→ Stored rows:
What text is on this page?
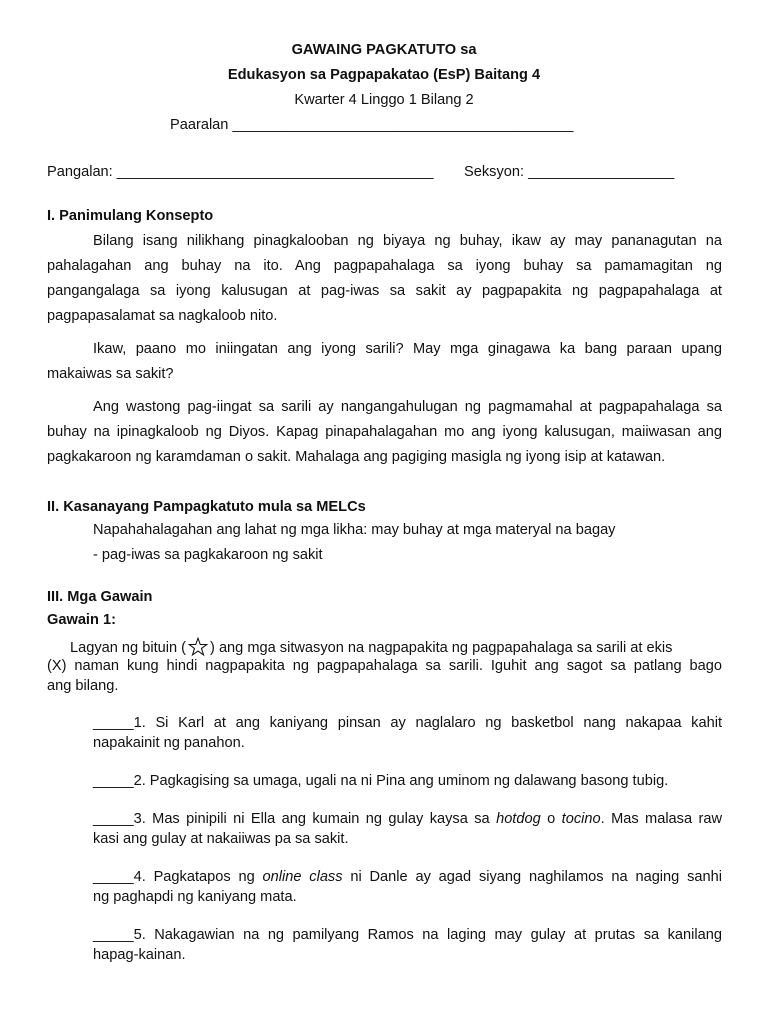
GAWAING PAGKATUTO sa
Edukasyon sa Pagpapakatao (EsP) Baitang 4
Kwarter 4 Linggo 1 Bilang 2
Paaralan __________________________________________
Pangalan: _______________________________________ Seksyon: __________________
I. Panimulang Konsepto
Bilang isang nilikhang pinagkalooban ng biyaya ng buhay, ikaw ay may pananagutan na
pahalagahan ang buhay na ito. Ang pagpapahalaga sa iyong buhay sa pamamagitan ng
pangangalaga sa iyong kalusugan at pag-iwas sa sakit ay pagpapakita ng pagpapahalaga at
pagpapasalamat sa nagkaloob nito.
Ikaw, paano mo iniingatan ang iyong sarili? May mga ginagawa ka bang paraan upang
makaiwas sa sakit?
Ang wastong pag-iingat sa sarili ay nangangahulugan ng pagmamahal at pagpapahalaga sa
buhay na ipinagkaloob ng Diyos. Kapag pinapahalagahan mo ang iyong kalusugan, maiiwasan ang
pagkakaroon ng karamdaman o sakit. Mahalaga ang pagiging masigla ng iyong isip at katawan.
II. Kasanayang Pampagkatuto mula sa MELCs
Napahahalagahan ang lahat ng mga likha: may buhay at mga materyal na bagay
- pag-iwas sa pagkakaroon ng sakit
III. Mga Gawain
Gawain 1:
Lagyan ng bituin ( ) ang mga sitwasyon na nagpapakita ng pagpapahalaga sa sarili at ekis
(X) naman kung hindi nagpapakita ng pagpapahalaga sa sarili. Iguhit ang sagot sa patlang bago
ang bilang.
_____1. Si Karl at ang kaniyang pinsan ay naglalaro ng basketbol nang nakapaa kahit
napakainit ng panahon.
_____2. Pagkagising sa umaga, ugali na ni Pina ang uminom ng dalawang basong tubig.
_____3. Mas pinipili ni Ella ang kumain ng gulay kaysa sa hotdog o tocino. Mas malasa raw
kasi ang gulay at nakaiiwas pa sa sakit.
_____4. Pagkatapos ng online class ni Danle ay agad siyang naghilamos na naging sanhi
ng paghapdi ng kaniyang mata.
_____5. Nakagawian na ng pamilyang Ramos na laging may gulay at prutas sa kanilang
hapag-kainan.
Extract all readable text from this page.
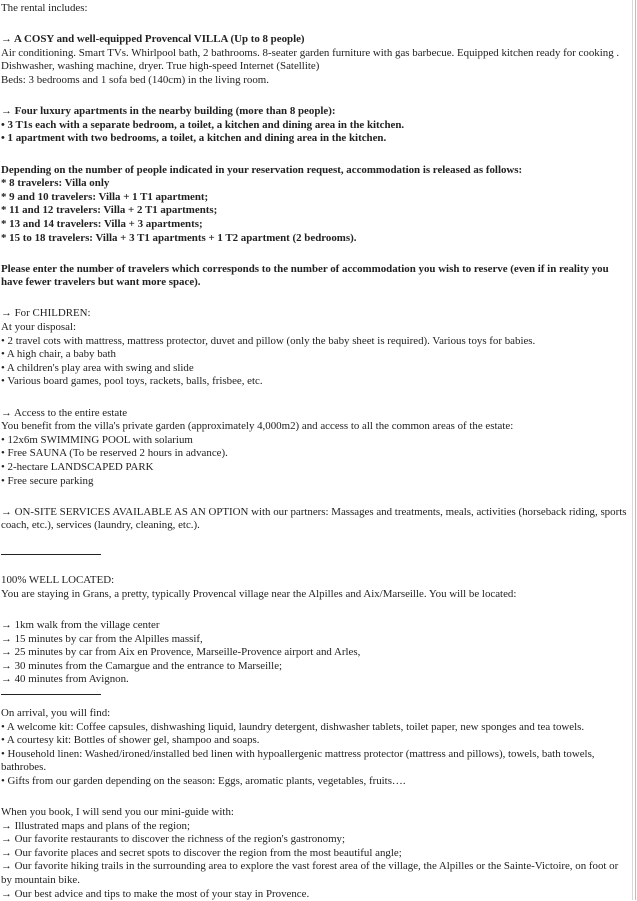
The rental includes:
→ A COSY and well-equipped Provencal VILLA (Up to 8 people)
Air conditioning. Smart TVs. Whirlpool bath, 2 bathrooms. 8-seater garden furniture with gas barbecue. Equipped kitchen ready for cooking . Dishwasher, washing machine, dryer. True high-speed Internet (Satellite)
Beds: 3 bedrooms and 1 sofa bed (140cm) in the living room.
→ Four luxury apartments in the nearby building (more than 8 people):
• 3 T1s each with a separate bedroom, a toilet, a kitchen and dining area in the kitchen.
• 1 apartment with two bedrooms, a toilet, a kitchen and dining area in the kitchen.
Depending on the number of people indicated in your reservation request, accommodation is released as follows:
* 8 travelers: Villa only
* 9 and 10 travelers: Villa + 1 T1 apartment;
* 11 and 12 travelers: Villa + 2 T1 apartments;
* 13 and 14 travelers: Villa + 3 apartments;
* 15 to 18 travelers: Villa + 3 T1 apartments + 1 T2 apartment (2 bedrooms).
Please enter the number of travelers which corresponds to the number of accommodation you wish to reserve (even if in reality you have fewer travelers but want more space).
→ For CHILDREN:
At your disposal:
• 2 travel cots with mattress, mattress protector, duvet and pillow (only the baby sheet is required). Various toys for babies.
• A high chair, a baby bath
• A children's play area with swing and slide
• Various board games, pool toys, rackets, balls, frisbee, etc.
→ Access to the entire estate
You benefit from the villa's private garden (approximately 4,000m2) and access to all the common areas of the estate:
• 12x6m SWIMMING POOL with solarium
• Free SAUNA (To be reserved 2 hours in advance).
• 2-hectare LANDSCAPED PARK
• Free secure parking
→ ON-SITE SERVICES AVAILABLE AS AN OPTION with our partners: Massages and treatments, meals, activities (horseback riding, sports coach, etc.), services (laundry, cleaning, etc.).
100% WELL LOCATED:
You are staying in Grans, a pretty, typically Provencal village near the Alpilles and Aix/Marseille. You will be located:
→ 1km walk from the village center
→ 15 minutes by car from the Alpilles massif,
→ 25 minutes by car from Aix en Provence, Marseille-Provence airport and Arles,
→ 30 minutes from the Camargue and the entrance to Marseille;
→ 40 minutes from Avignon.
On arrival, you will find:
• A welcome kit: Coffee capsules, dishwashing liquid, laundry detergent, dishwasher tablets, toilet paper, new sponges and tea towels.
• A courtesy kit: Bottles of shower gel, shampoo and soaps.
• Household linen: Washed/ironed/installed bed linen with hypoallergenic mattress protector (mattress and pillows), towels, bath towels, bathrobes.
• Gifts from our garden depending on the season: Eggs, aromatic plants, vegetables, fruits….
When you book, I will send you our mini-guide with:
→ Illustrated maps and plans of the region;
→ Our favorite restaurants to discover the richness of the region's gastronomy;
→ Our favorite places and secret spots to discover the region from the most beautiful angle;
→ Our favorite hiking trails in the surrounding area to explore the vast forest area of the village, the Alpilles or the Sainte-Victoire, on foot or by mountain bike.
→ Our best advice and tips to make the most of your stay in Provence.
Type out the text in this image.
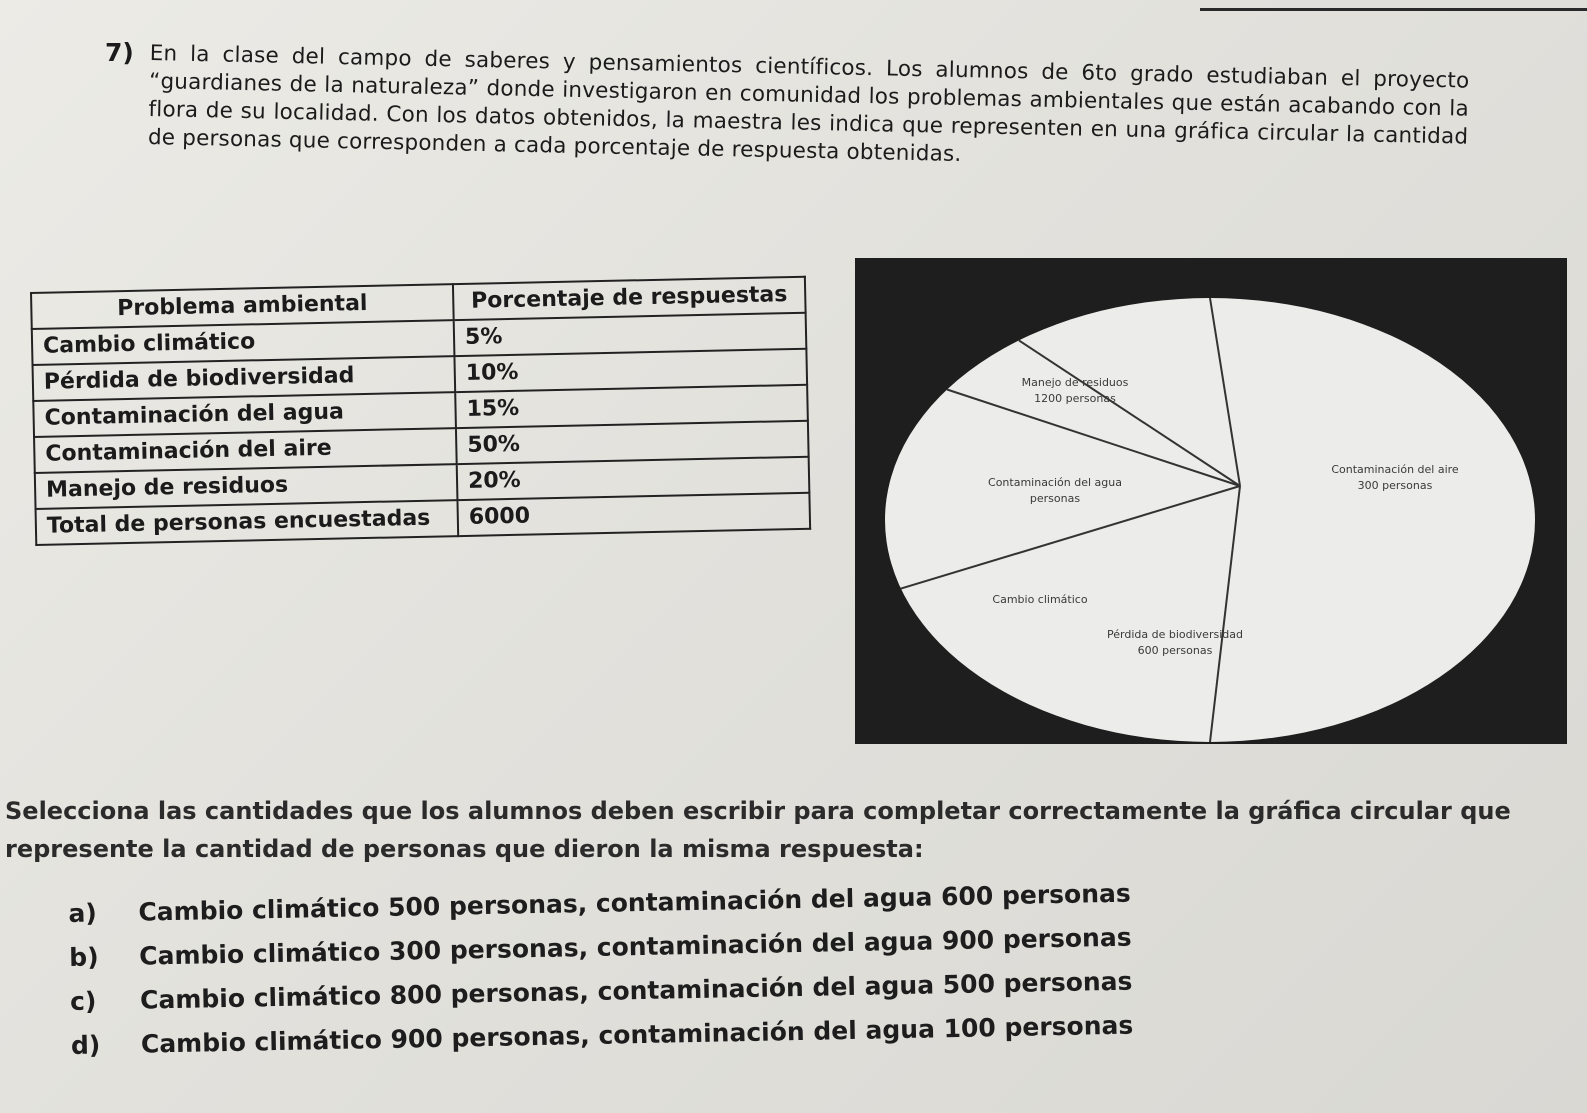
7) En la clase del campo de saberes y pensamientos científicos. Los alumnos de 6to grado estudiaban el proyecto “guardianes de la naturaleza” donde investigaron en comunidad los problemas ambientales que están acabando con la flora de su localidad. Con los datos obtenidos, la maestra les indica que representen en una gráfica circular la cantidad de personas que corresponden a cada porcentaje de respuesta obtenidas.
Problema ambiental	Porcentaje de respuestas
Cambio climático	5%
Pérdida de biodiversidad	10%
Contaminación del agua	15%
Contaminación del aire	50%
Manejo de residuos	20%
Total de personas encuestadas	6000
Contaminación del aire
300 personas
Manejo de residuos
1200 personas
Contaminación del agua
personas
Cambio climático
Pérdida de biodiversidad
600 personas
Selecciona las cantidades que los alumnos deben escribir para completar correctamente la gráfica circular que represente la cantidad de personas que dieron la misma respuesta:
a) Cambio climático 500 personas, contaminación del agua 600 personas
b) Cambio climático 300 personas, contaminación del agua 900 personas
c) Cambio climático 800 personas, contaminación del agua 500 personas
d) Cambio climático 900 personas, contaminación del agua 100 personas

→ What is asked: From the records given above, reproduce all text exactly and exclude each picture.

→ Complete response:
What text is on this page?
GAWAING PAGKATUTO sa
Edukasyon sa Pagpapakatao (EsP) Baitang 4
Kwarter 4 Linggo 1 Bilang 2
Paaralan __________________________________________
Pangalan: _______________________________________ Seksyon: __________________
I. Panimulang Konsepto
Bilang isang nilikhang pinagkalooban ng biyaya ng buhay, ikaw ay may pananagutan na
pahalagahan ang buhay na ito. Ang pagpapahalaga sa iyong buhay sa pamamagitan ng
pangangalaga sa iyong kalusugan at pag-iwas sa sakit ay pagpapakita ng pagpapahalaga at
pagpapasalamat sa nagkaloob nito.
Ikaw, paano mo iniingatan ang iyong sarili? May mga ginagawa ka bang paraan upang
makaiwas sa sakit?
Ang wastong pag-iingat sa sarili ay nangangahulugan ng pagmamahal at pagpapahalaga sa
buhay na ipinagkaloob ng Diyos. Kapag pinapahalagahan mo ang iyong kalusugan, maiiwasan ang
pagkakaroon ng karamdaman o sakit. Mahalaga ang pagiging masigla ng iyong isip at katawan.
II. Kasanayang Pampagkatuto mula sa MELCs
Napahahalagahan ang lahat ng mga likha: may buhay at mga materyal na bagay
- pag-iwas sa pagkakaroon ng sakit
III. Mga Gawain
Gawain 1:
Lagyan ng bituin ( ) ang mga sitwasyon na nagpapakita ng pagpapahalaga sa sarili at ekis
(X) naman kung hindi nagpapakita ng pagpapahalaga sa sarili. Iguhit ang sagot sa patlang bago
ang bilang.
_____1. Si Karl at ang kaniyang pinsan ay naglalaro ng basketbol nang nakapaa kahit
napakainit ng panahon.
_____2. Pagkagising sa umaga, ugali na ni Pina ang uminom ng dalawang basong tubig.
_____3. Mas pinipili ni Ella ang kumain ng gulay kaysa sa hotdog o tocino. Mas malasa raw
kasi ang gulay at nakaiiwas pa sa sakit.
_____4. Pagkatapos ng online class ni Danle ay agad siyang naghilamos na naging sanhi
ng paghapdi ng kaniyang mata.
_____5. Nakagawian na ng pamilyang Ramos na laging may gulay at prutas sa kanilang
hapag-kainan.
Extract all readable text from this page.
The rental includes:
→ A COSY and well-equipped Provencal VILLA (Up to 8 people)
Air conditioning. Smart TVs. Whirlpool bath, 2 bathrooms. 8-seater garden furniture with gas barbecue. Equipped kitchen ready for cooking . Dishwasher, washing machine, dryer. True high-speed Internet (Satellite)
Beds: 3 bedrooms and 1 sofa bed (140cm) in the living room.
→ Four luxury apartments in the nearby building (more than 8 people):
• 3 T1s each with a separate bedroom, a toilet, a kitchen and dining area in the kitchen.
• 1 apartment with two bedrooms, a toilet, a kitchen and dining area in the kitchen.
Depending on the number of people indicated in your reservation request, accommodation is released as follows:
* 8 travelers: Villa only
* 9 and 10 travelers: Villa + 1 T1 apartment;
* 11 and 12 travelers: Villa + 2 T1 apartments;
* 13 and 14 travelers: Villa + 3 apartments;
* 15 to 18 travelers: Villa + 3 T1 apartments + 1 T2 apartment (2 bedrooms).
Please enter the number of travelers which corresponds to the number of accommodation you wish to reserve (even if in reality you have fewer travelers but want more space).
→ For CHILDREN:
At your disposal:
• 2 travel cots with mattress, mattress protector, duvet and pillow (only the baby sheet is required). Various toys for babies.
• A high chair, a baby bath
• A children's play area with swing and slide
• Various board games, pool toys, rackets, balls, frisbee, etc.
→ Access to the entire estate
You benefit from the villa's private garden (approximately 4,000m2) and access to all the common areas of the estate:
• 12x6m SWIMMING POOL with solarium
• Free SAUNA (To be reserved 2 hours in advance).
• 2-hectare LANDSCAPED PARK
• Free secure parking
→ ON-SITE SERVICES AVAILABLE AS AN OPTION with our partners: Massages and treatments, meals, activities (horseback riding, sports coach, etc.), services (laundry, cleaning, etc.).
100% WELL LOCATED:
You are staying in Grans, a pretty, typically Provencal village near the Alpilles and Aix/Marseille. You will be located:
→ 1km walk from the village center
→ 15 minutes by car from the Alpilles massif,
→ 25 minutes by car from Aix en Provence, Marseille-Provence airport and Arles,
→ 30 minutes from the Camargue and the entrance to Marseille;
→ 40 minutes from Avignon.
On arrival, you will find:
• A welcome kit: Coffee capsules, dishwashing liquid, laundry detergent, dishwasher tablets, toilet paper, new sponges and tea towels.
• A courtesy kit: Bottles of shower gel, shampoo and soaps.
• Household linen: Washed/ironed/installed bed linen with hypoallergenic mattress protector (mattress and pillows), towels, bath towels, bathrobes.
• Gifts from our garden depending on the season: Eggs, aromatic plants, vegetables, fruits….
When you book, I will send you our mini-guide with:
→ Illustrated maps and plans of the region;
→ Our favorite restaurants to discover the richness of the region's gastronomy;
→ Our favorite places and secret spots to discover the region from the most beautiful angle;
→ Our favorite hiking trails in the surrounding area to explore the vast forest area of the village, the Alpilles or the Sainte-Victoire, on foot or by mountain bike.
→ Our best advice and tips to make the most of your stay in Provence.
Type out the text in this image.
7) En la clase del campo de saberes y pensamientos científicos. Los alumnos de 6to grado estudiaban el proyecto “guardianes de la naturaleza” donde investigaron en comunidad los problemas ambientales que están acabando con la flora de su localidad. Con los datos obtenidos, la maestra les indica que representen en una gráfica circular la cantidad de personas que corresponden a cada porcentaje de respuesta obtenidas.
Problema ambiental	Porcentaje de respuestas
Cambio climático	5%
Pérdida de biodiversidad	10%
Contaminación del agua	15%
Contaminación del aire	50%
Manejo de residuos	20%
Total de personas encuestadas	6000
Contaminación del aire
300 personas
Manejo de residuos
1200 personas
Contaminación del agua
personas
Cambio climático
Pérdida de biodiversidad
600 personas
Selecciona las cantidades que los alumnos deben escribir para completar correctamente la gráfica circular que represente la cantidad de personas que dieron la misma respuesta:
a) Cambio climático 500 personas, contaminación del agua 600 personas
b) Cambio climático 300 personas, contaminación del agua 900 personas
c) Cambio climático 800 personas, contaminación del agua 500 personas
d) Cambio climático 900 personas, contaminación del agua 100 personas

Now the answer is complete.